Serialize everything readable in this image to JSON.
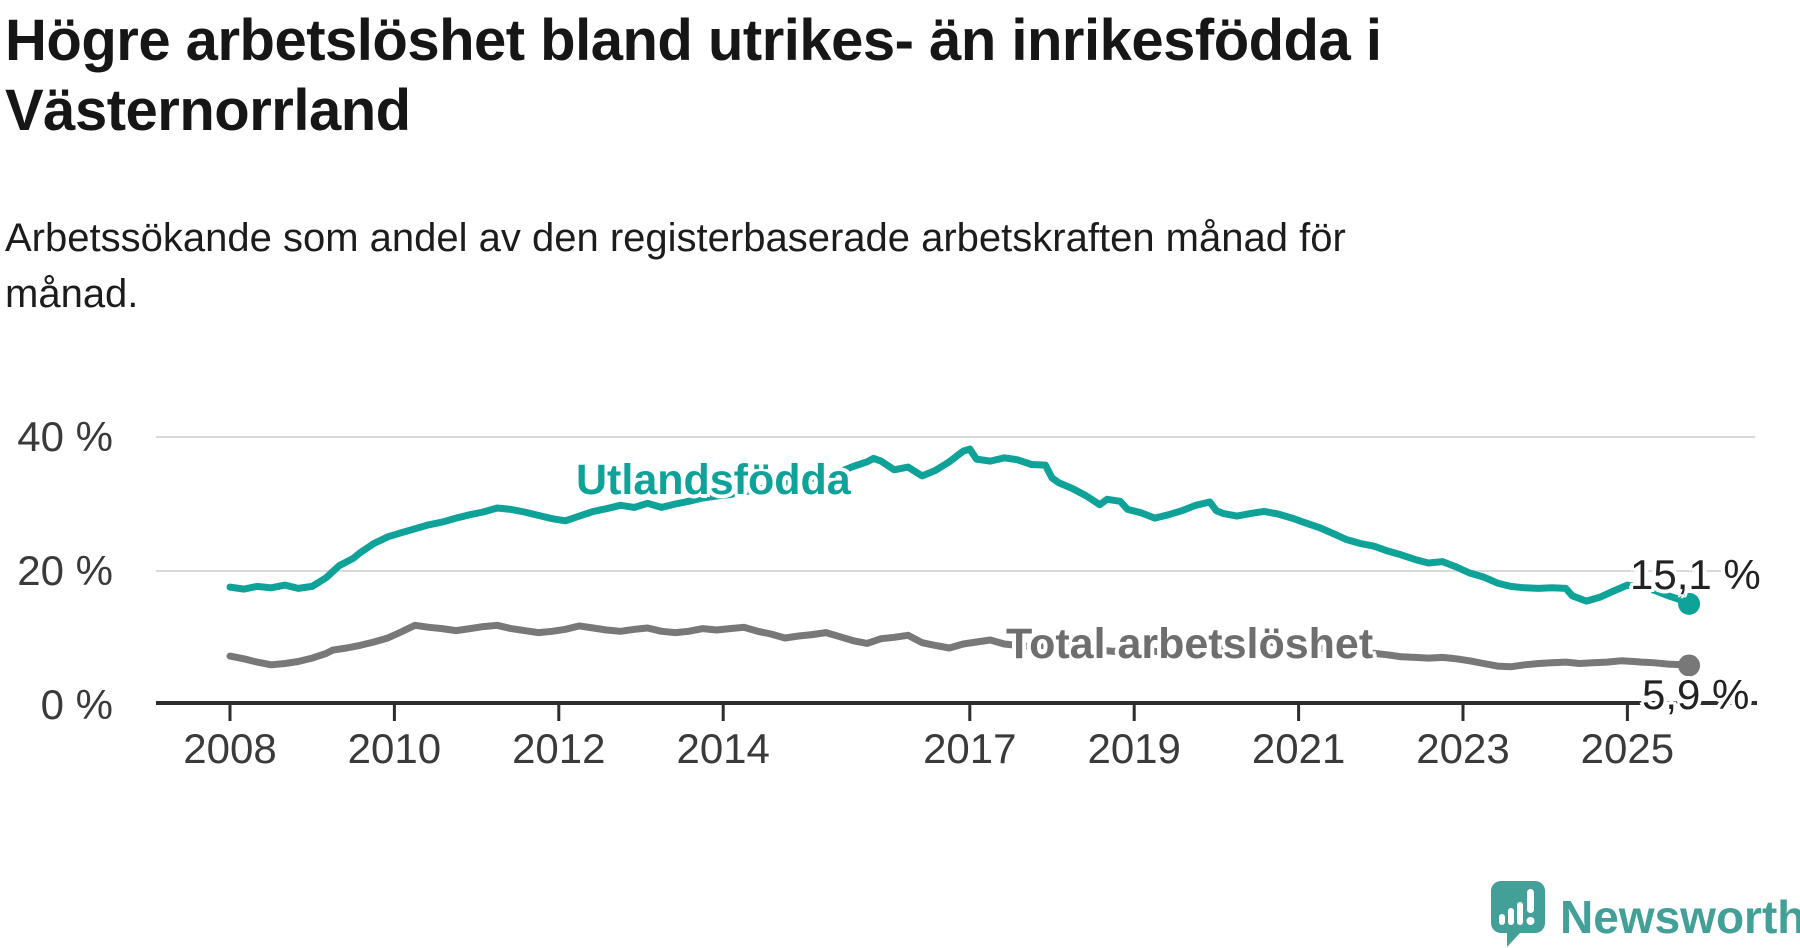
{
  "header": {
    "title_line1": "Högre arbetslöshet bland utrikes- än inrikesfödda i",
    "title_line2": "Västernorrland",
    "subtitle_line1": "Arbetssökande som andel av den registerbaserade arbetskraften månad för",
    "subtitle_line2": "månad."
  },
  "branding": {
    "logo_text": "Newsworthy",
    "logo_color": "#43A098",
    "logo_icon": "speech-bubble-bar-chart-exclamation"
  },
  "chart_data": {
    "type": "line",
    "title": "Högre arbetslöshet bland utrikes- än inrikesfödda i Västernorrland",
    "subtitle": "Arbetssökande som andel av den registerbaserade arbetskraften månad för månad.",
    "unit": "%",
    "grid": "horizontal",
    "legend_position": "inline-labels",
    "xlim": [
      2007.1,
      2026.6
    ],
    "ylim": [
      0,
      45
    ],
    "x_ticks": [
      2008,
      2010,
      2012,
      2014,
      2017,
      2019,
      2021,
      2023,
      2025
    ],
    "x_tick_labels": [
      "2008",
      "2010",
      "2012",
      "2014",
      "2017",
      "2019",
      "2021",
      "2023",
      "2025"
    ],
    "y_ticks": [
      40,
      20,
      0
    ],
    "y_tick_labels": [
      "40 %",
      "20 %",
      "0 %"
    ],
    "colors": {
      "grid": "#d9d9d9",
      "axis": "#2d2d2d",
      "tick_label": "#3a3a3a"
    },
    "series": [
      {
        "name": "Utlandsfödda",
        "color": "#0FA299",
        "end_label": "15,1 %",
        "end_value": 15.1,
        "points": [
          [
            2008.0,
            17.6
          ],
          [
            2008.17,
            17.3
          ],
          [
            2008.33,
            17.7
          ],
          [
            2008.5,
            17.5
          ],
          [
            2008.67,
            17.9
          ],
          [
            2008.83,
            17.4
          ],
          [
            2009.0,
            17.7
          ],
          [
            2009.17,
            19.0
          ],
          [
            2009.33,
            20.8
          ],
          [
            2009.5,
            21.9
          ],
          [
            2009.58,
            22.7
          ],
          [
            2009.75,
            24.1
          ],
          [
            2009.92,
            25.1
          ],
          [
            2010.08,
            25.7
          ],
          [
            2010.25,
            26.3
          ],
          [
            2010.42,
            26.9
          ],
          [
            2010.58,
            27.3
          ],
          [
            2010.75,
            27.9
          ],
          [
            2010.92,
            28.4
          ],
          [
            2011.08,
            28.8
          ],
          [
            2011.25,
            29.4
          ],
          [
            2011.42,
            29.2
          ],
          [
            2011.58,
            28.8
          ],
          [
            2011.75,
            28.3
          ],
          [
            2011.92,
            27.8
          ],
          [
            2012.08,
            27.5
          ],
          [
            2012.25,
            28.2
          ],
          [
            2012.42,
            28.9
          ],
          [
            2012.58,
            29.3
          ],
          [
            2012.75,
            29.8
          ],
          [
            2012.92,
            29.5
          ],
          [
            2013.08,
            30.1
          ],
          [
            2013.25,
            29.5
          ],
          [
            2013.42,
            30.0
          ],
          [
            2013.58,
            30.4
          ],
          [
            2013.75,
            30.9
          ],
          [
            2013.92,
            31.2
          ],
          [
            2014.08,
            31.4
          ],
          [
            2014.25,
            31.8
          ],
          [
            2014.42,
            32.2
          ],
          [
            2014.58,
            32.5
          ],
          [
            2014.75,
            33.0
          ],
          [
            2014.92,
            33.4
          ],
          [
            2015.08,
            33.8
          ],
          [
            2015.25,
            34.3
          ],
          [
            2015.42,
            34.8
          ],
          [
            2015.58,
            35.6
          ],
          [
            2015.75,
            36.3
          ],
          [
            2015.83,
            36.8
          ],
          [
            2015.92,
            36.4
          ],
          [
            2016.08,
            35.1
          ],
          [
            2016.25,
            35.5
          ],
          [
            2016.42,
            34.2
          ],
          [
            2016.58,
            35.0
          ],
          [
            2016.75,
            36.3
          ],
          [
            2016.92,
            37.9
          ],
          [
            2017.0,
            38.2
          ],
          [
            2017.08,
            36.7
          ],
          [
            2017.25,
            36.4
          ],
          [
            2017.42,
            36.9
          ],
          [
            2017.58,
            36.6
          ],
          [
            2017.75,
            35.9
          ],
          [
            2017.92,
            35.8
          ],
          [
            2018.0,
            33.9
          ],
          [
            2018.08,
            33.2
          ],
          [
            2018.25,
            32.3
          ],
          [
            2018.42,
            31.2
          ],
          [
            2018.58,
            29.9
          ],
          [
            2018.67,
            30.7
          ],
          [
            2018.83,
            30.4
          ],
          [
            2018.92,
            29.2
          ],
          [
            2019.08,
            28.7
          ],
          [
            2019.25,
            27.9
          ],
          [
            2019.42,
            28.4
          ],
          [
            2019.58,
            29.0
          ],
          [
            2019.75,
            29.8
          ],
          [
            2019.92,
            30.3
          ],
          [
            2020.0,
            29.0
          ],
          [
            2020.08,
            28.6
          ],
          [
            2020.25,
            28.2
          ],
          [
            2020.42,
            28.6
          ],
          [
            2020.58,
            28.9
          ],
          [
            2020.75,
            28.5
          ],
          [
            2020.92,
            27.9
          ],
          [
            2021.08,
            27.2
          ],
          [
            2021.25,
            26.5
          ],
          [
            2021.42,
            25.6
          ],
          [
            2021.58,
            24.7
          ],
          [
            2021.75,
            24.1
          ],
          [
            2021.92,
            23.7
          ],
          [
            2022.08,
            23.0
          ],
          [
            2022.25,
            22.4
          ],
          [
            2022.42,
            21.7
          ],
          [
            2022.58,
            21.2
          ],
          [
            2022.75,
            21.4
          ],
          [
            2022.92,
            20.6
          ],
          [
            2023.08,
            19.7
          ],
          [
            2023.25,
            19.1
          ],
          [
            2023.42,
            18.2
          ],
          [
            2023.58,
            17.7
          ],
          [
            2023.75,
            17.5
          ],
          [
            2023.92,
            17.4
          ],
          [
            2024.08,
            17.5
          ],
          [
            2024.25,
            17.4
          ],
          [
            2024.33,
            16.3
          ],
          [
            2024.5,
            15.5
          ],
          [
            2024.67,
            16.1
          ],
          [
            2024.83,
            17.0
          ],
          [
            2025.0,
            17.9
          ],
          [
            2025.17,
            17.6
          ],
          [
            2025.33,
            17.1
          ],
          [
            2025.5,
            16.3
          ],
          [
            2025.67,
            15.6
          ],
          [
            2025.75,
            15.1
          ]
        ]
      },
      {
        "name": "Total arbetslöshet",
        "color": "#787878",
        "label_color": "#6e6e6e",
        "end_label": "5,9 %",
        "end_value": 5.9,
        "points": [
          [
            2008.0,
            7.3
          ],
          [
            2008.17,
            6.9
          ],
          [
            2008.33,
            6.4
          ],
          [
            2008.5,
            6.0
          ],
          [
            2008.67,
            6.2
          ],
          [
            2008.83,
            6.5
          ],
          [
            2009.0,
            7.0
          ],
          [
            2009.17,
            7.7
          ],
          [
            2009.25,
            8.2
          ],
          [
            2009.42,
            8.5
          ],
          [
            2009.58,
            8.9
          ],
          [
            2009.75,
            9.4
          ],
          [
            2009.92,
            10.0
          ],
          [
            2010.08,
            10.9
          ],
          [
            2010.25,
            11.9
          ],
          [
            2010.42,
            11.6
          ],
          [
            2010.58,
            11.4
          ],
          [
            2010.75,
            11.1
          ],
          [
            2010.92,
            11.4
          ],
          [
            2011.08,
            11.7
          ],
          [
            2011.25,
            11.9
          ],
          [
            2011.42,
            11.4
          ],
          [
            2011.58,
            11.1
          ],
          [
            2011.75,
            10.8
          ],
          [
            2011.92,
            11.0
          ],
          [
            2012.08,
            11.3
          ],
          [
            2012.25,
            11.8
          ],
          [
            2012.42,
            11.5
          ],
          [
            2012.58,
            11.2
          ],
          [
            2012.75,
            11.0
          ],
          [
            2012.92,
            11.3
          ],
          [
            2013.08,
            11.5
          ],
          [
            2013.25,
            11.0
          ],
          [
            2013.42,
            10.8
          ],
          [
            2013.58,
            11.0
          ],
          [
            2013.75,
            11.4
          ],
          [
            2013.92,
            11.2
          ],
          [
            2014.08,
            11.4
          ],
          [
            2014.25,
            11.6
          ],
          [
            2014.42,
            11.0
          ],
          [
            2014.58,
            10.6
          ],
          [
            2014.75,
            10.0
          ],
          [
            2014.92,
            10.3
          ],
          [
            2015.08,
            10.5
          ],
          [
            2015.25,
            10.8
          ],
          [
            2015.42,
            10.2
          ],
          [
            2015.58,
            9.6
          ],
          [
            2015.75,
            9.2
          ],
          [
            2015.92,
            9.9
          ],
          [
            2016.08,
            10.1
          ],
          [
            2016.25,
            10.4
          ],
          [
            2016.42,
            9.3
          ],
          [
            2016.58,
            8.9
          ],
          [
            2016.75,
            8.5
          ],
          [
            2016.92,
            9.1
          ],
          [
            2017.08,
            9.4
          ],
          [
            2017.25,
            9.7
          ],
          [
            2017.42,
            9.1
          ],
          [
            2017.58,
            8.9
          ],
          [
            2017.75,
            8.7
          ],
          [
            2017.92,
            8.9
          ],
          [
            2018.08,
            9.0
          ],
          [
            2018.25,
            8.8
          ],
          [
            2018.42,
            8.4
          ],
          [
            2018.58,
            8.2
          ],
          [
            2018.75,
            8.0
          ],
          [
            2018.92,
            8.2
          ],
          [
            2019.08,
            8.3
          ],
          [
            2019.25,
            8.0
          ],
          [
            2019.42,
            7.8
          ],
          [
            2019.58,
            7.7
          ],
          [
            2019.75,
            7.9
          ],
          [
            2019.92,
            8.1
          ],
          [
            2020.08,
            8.4
          ],
          [
            2020.25,
            9.3
          ],
          [
            2020.42,
            9.6
          ],
          [
            2020.58,
            9.5
          ],
          [
            2020.75,
            9.2
          ],
          [
            2020.92,
            9.0
          ],
          [
            2021.08,
            8.8
          ],
          [
            2021.25,
            8.5
          ],
          [
            2021.42,
            8.2
          ],
          [
            2021.58,
            8.0
          ],
          [
            2021.75,
            7.8
          ],
          [
            2021.92,
            7.7
          ],
          [
            2022.08,
            7.5
          ],
          [
            2022.25,
            7.2
          ],
          [
            2022.42,
            7.1
          ],
          [
            2022.58,
            7.0
          ],
          [
            2022.75,
            7.1
          ],
          [
            2022.92,
            6.9
          ],
          [
            2023.08,
            6.6
          ],
          [
            2023.25,
            6.2
          ],
          [
            2023.42,
            5.8
          ],
          [
            2023.58,
            5.7
          ],
          [
            2023.75,
            6.0
          ],
          [
            2023.92,
            6.2
          ],
          [
            2024.08,
            6.3
          ],
          [
            2024.25,
            6.4
          ],
          [
            2024.42,
            6.2
          ],
          [
            2024.58,
            6.3
          ],
          [
            2024.75,
            6.4
          ],
          [
            2024.92,
            6.6
          ],
          [
            2025.08,
            6.5
          ],
          [
            2025.17,
            6.4
          ],
          [
            2025.33,
            6.3
          ],
          [
            2025.5,
            6.1
          ],
          [
            2025.67,
            6.0
          ],
          [
            2025.75,
            5.9
          ]
        ]
      }
    ]
  }
}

PROBLEM DESCRIPTION:
How many of the lines above contain the string "Arbetssökande"? Give the number only.

CORRECT RESPONSE:
2